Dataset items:
-*-*-
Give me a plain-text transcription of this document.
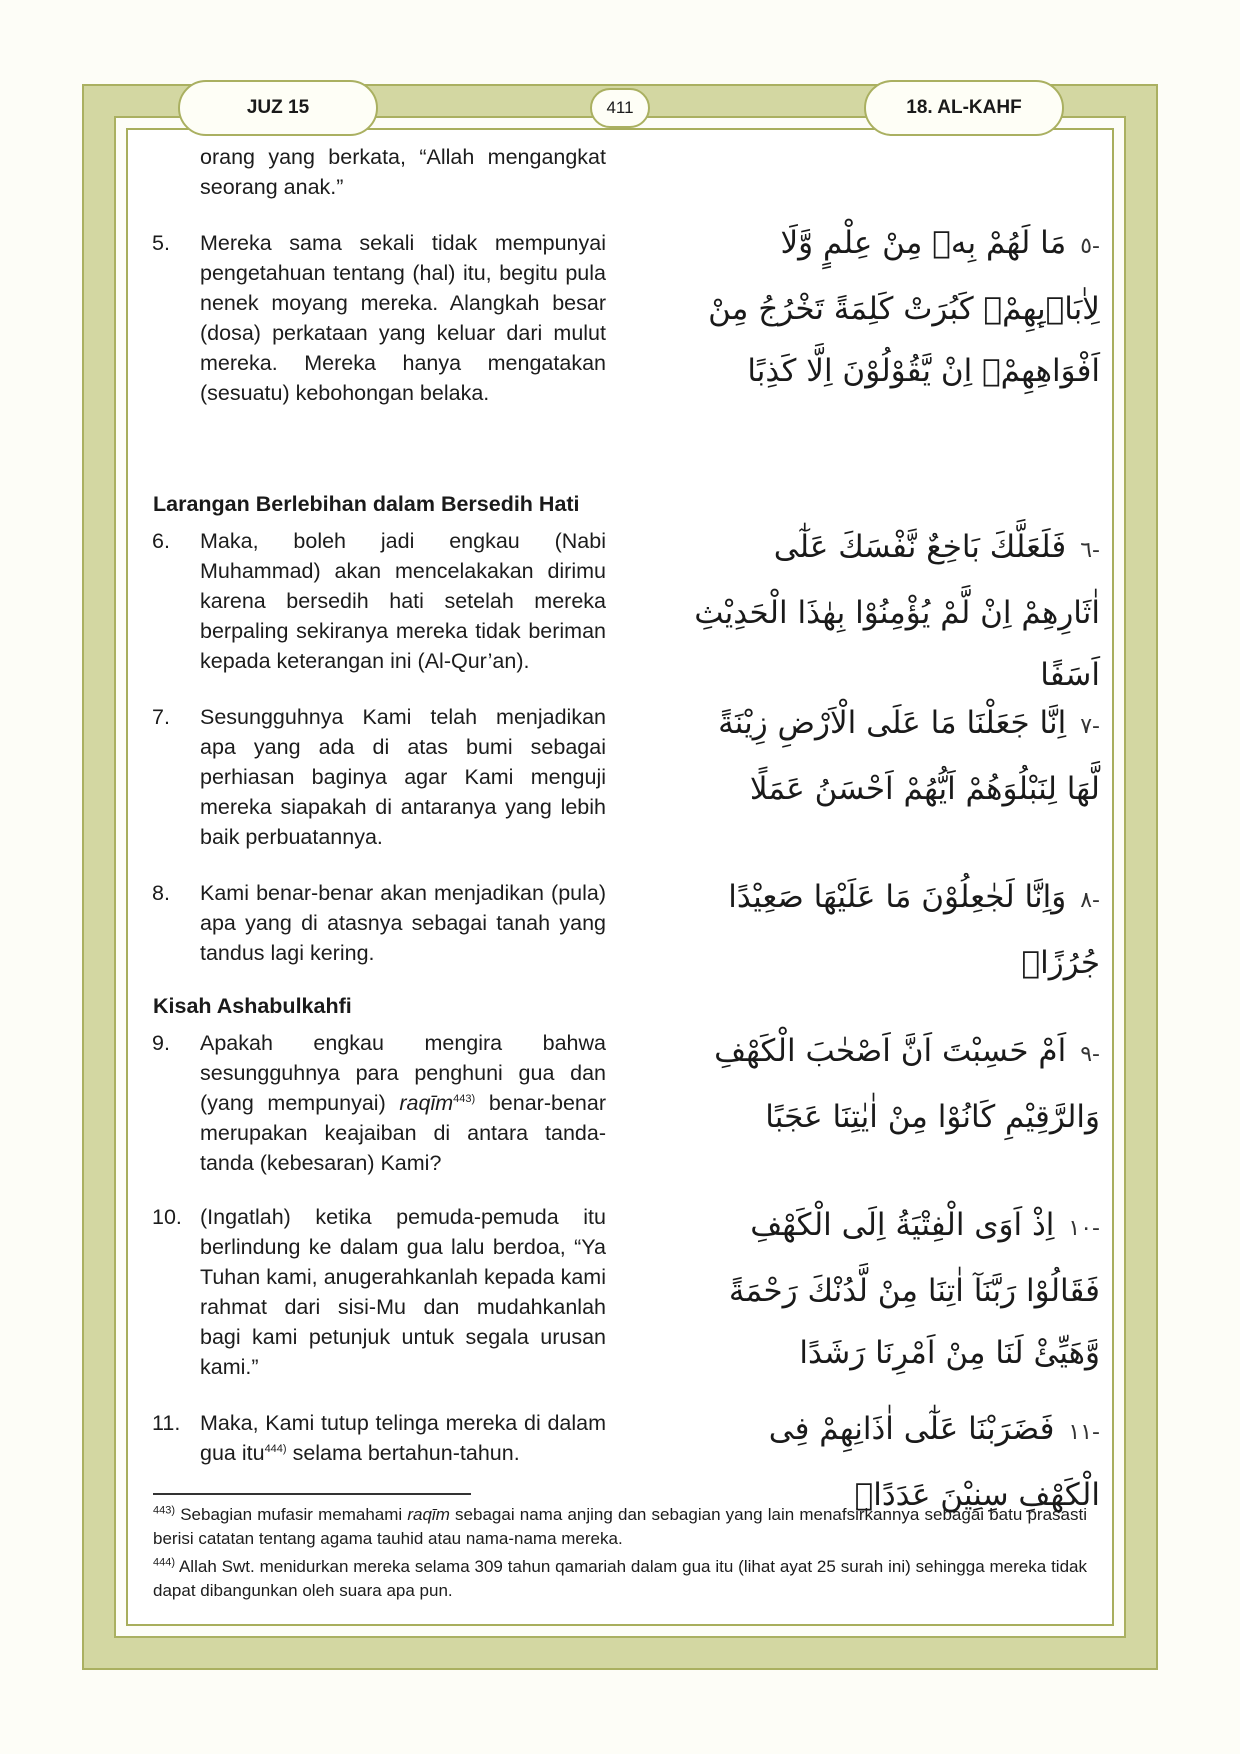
JUZ 15	411	18. AL-KAHF
orang yang berkata, “Allah mengangkat seorang anak.”
5.	Mereka sama sekali tidak mempunyai pengetahuan tentang (hal) itu, begitu pula nenek moyang mereka. Alangkah besar (dosa) perkataan yang keluar dari mulut mereka. Mereka hanya mengatakan (sesuatu) kebohongan belaka.
-٥مَا لَهُمْ بِهٖ مِنْ عِلْمٍ وَّلَا لِاٰبَاۤىِٕهِمْۗ كَبُرَتْ كَلِمَةً تَخْرُجُ مِنْ اَفْوَاهِهِمْۗ اِنْ يَّقُوْلُوْنَ اِلَّا كَذِبًا
Larangan Berlebihan dalam Bersedih Hati
6.	Maka, boleh jadi engkau (Nabi Muhammad) akan mencelakakan dirimu karena bersedih hati setelah mereka berpaling sekiranya mereka tidak beriman kepada keterangan ini (Al-Qur’an).
-٦فَلَعَلَّكَ بَاخِعٌ نَّفْسَكَ عَلٰٓى اٰثَارِهِمْ اِنْ لَّمْ يُؤْمِنُوْا بِهٰذَا الْحَدِيْثِ اَسَفًا
7.	Sesungguhnya Kami telah menjadikan apa yang ada di atas bumi sebagai perhiasan baginya agar Kami menguji mereka siapakah di antaranya yang lebih baik perbuatannya.
-٧اِنَّا جَعَلْنَا مَا عَلَى الْاَرْضِ زِيْنَةً لَّهَا لِنَبْلُوَهُمْ اَيُّهُمْ اَحْسَنُ عَمَلًا
8.	Kami benar-benar akan menjadikan (pula) apa yang di atasnya sebagai tanah yang tandus lagi kering.
-٨وَاِنَّا لَجٰعِلُوْنَ مَا عَلَيْهَا صَعِيْدًا جُرُزًاۗ
Kisah Ashabulkahfi
9.	Apakah engkau mengira bahwa sesungguhnya para penghuni gua dan (yang mempunyai) raqīm$^{443)}$ benar-benar merupakan keajaiban di antara tanda-tanda (kebesaran) Kami?
-٩اَمْ حَسِبْتَ اَنَّ اَصْحٰبَ الْكَهْفِ وَالرَّقِيْمِ كَانُوْا مِنْ اٰيٰتِنَا عَجَبًا
10. (Ingatlah) ketika pemuda-pemuda itu berlindung ke dalam gua lalu berdoa, “Ya Tuhan kami, anugerahkanlah kepada kami rahmat dari sisi-Mu dan mudahkanlah bagi kami petunjuk untuk segala urusan kami.”
-١٠اِذْ اَوَى الْفِتْيَةُ اِلَى الْكَهْفِ فَقَالُوْا رَبَّنَآ اٰتِنَا مِنْ لَّدُنْكَ رَحْمَةً وَّهَيِّئْ لَنَا مِنْ اَمْرِنَا رَشَدًا
11. Maka, Kami tutup telinga mereka di dalam gua itu$^{444)}$ selama bertahun-tahun.
-١١فَضَرَبْنَا عَلٰٓى اٰذَانِهِمْ فِى الْكَهْفِ سِنِيْنَ عَدَدًاۙ

$^{443)}$ Sebagian mufasir memahami raqīm sebagai nama anjing dan sebagian yang lain menafsirkannya sebagai batu prasasti berisi catatan tentang agama tauhid atau nama-nama mereka.

$^{444)}$ Allah Swt. menidurkan mereka selama 309 tahun qamariah dalam gua itu (lihat ayat 25 surah ini) sehingga mereka tidak dapat dibangunkan oleh suara apa pun.
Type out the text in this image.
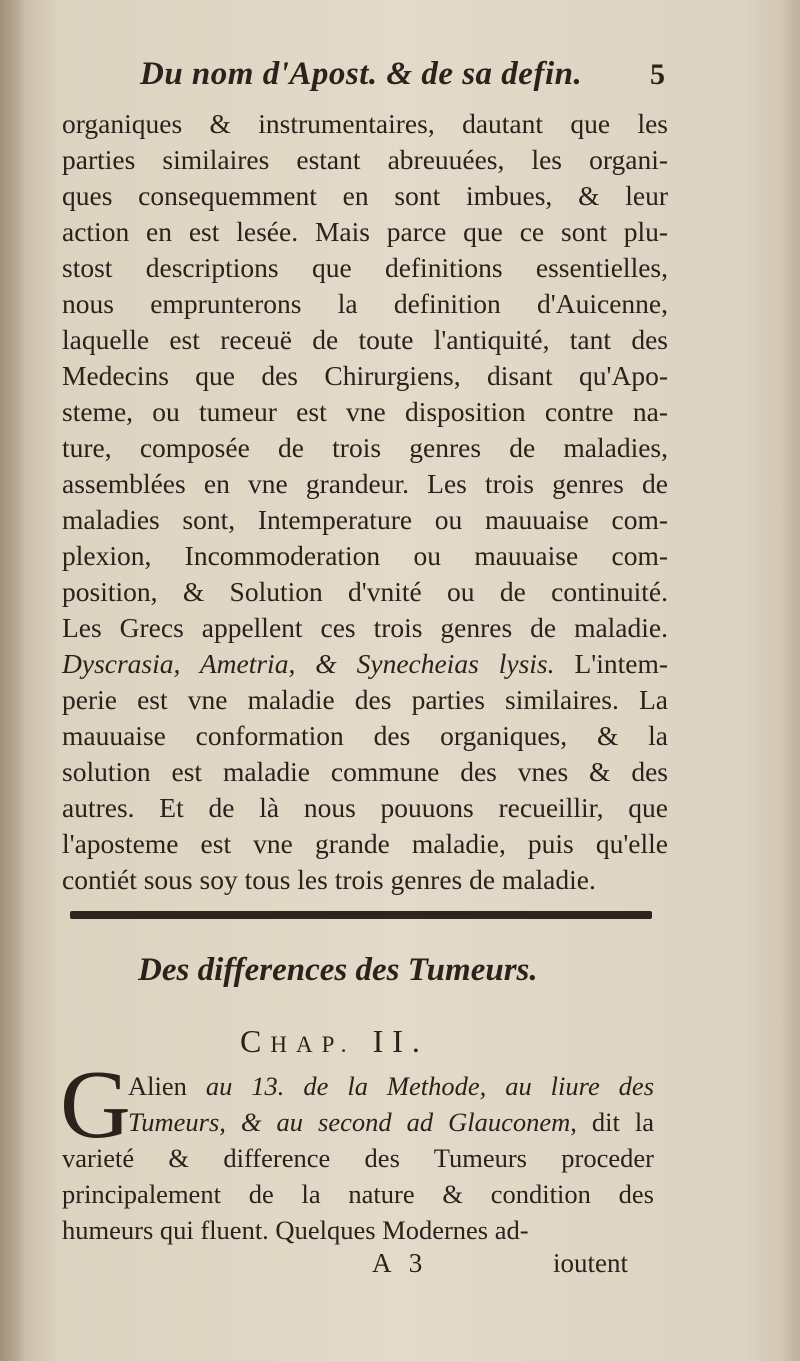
Du nom d'Apost. & de sa defin. 5
organiques & instrumentaires, dautant que les
parties similaires estant abreuuées, les organi-
ques consequemment en sont imbues, & leur
action en est lesée. Mais parce que ce sont plu-
stost descriptions que definitions essentielles,
nous emprunterons la definition d'Auicenne,
laquelle est receuë de toute l'antiquité, tant des
Medecins que des Chirurgiens, disant qu'Apo-
steme, ou tumeur est vne disposition contre na-
ture, composée de trois genres de maladies,
assemblées en vne grandeur. Les trois genres de
maladies sont, Intemperature ou mauuaise com-
plexion, Incommoderation ou mauuaise com-
position, & Solution d'vnité ou de continuité.
Les Grecs appellent ces trois genres de maladie.
Dyscrasia, Ametria, & Synecheias lysis. L'intem-
perie est vne maladie des parties similaires. La
mauuaise conformation des organiques, & la
solution est maladie commune des vnes & des
autres. Et de là nous pouuons recueillir, que
l'aposteme est vne grande maladie, puis qu'elle
contiét sous soy tous les trois genres de maladie.
Des differences des Tumeurs.
CHAP. II.
G
Alien au 13. de la Methode, au liure des
Tumeurs, & au second ad Glauconem, dit la
varieté & difference des Tumeurs proceder
principalement de la nature & condition des
humeurs qui fluent. Quelques Modernes ad-
A 3	ioutent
-*-*-
#### What is asked:
Every line of the listing that holds "maladies" should be found and copied.

#### Written answer:
ture, composée de trois genres de maladies,
maladies sont, Intemperature ou mauuaise com-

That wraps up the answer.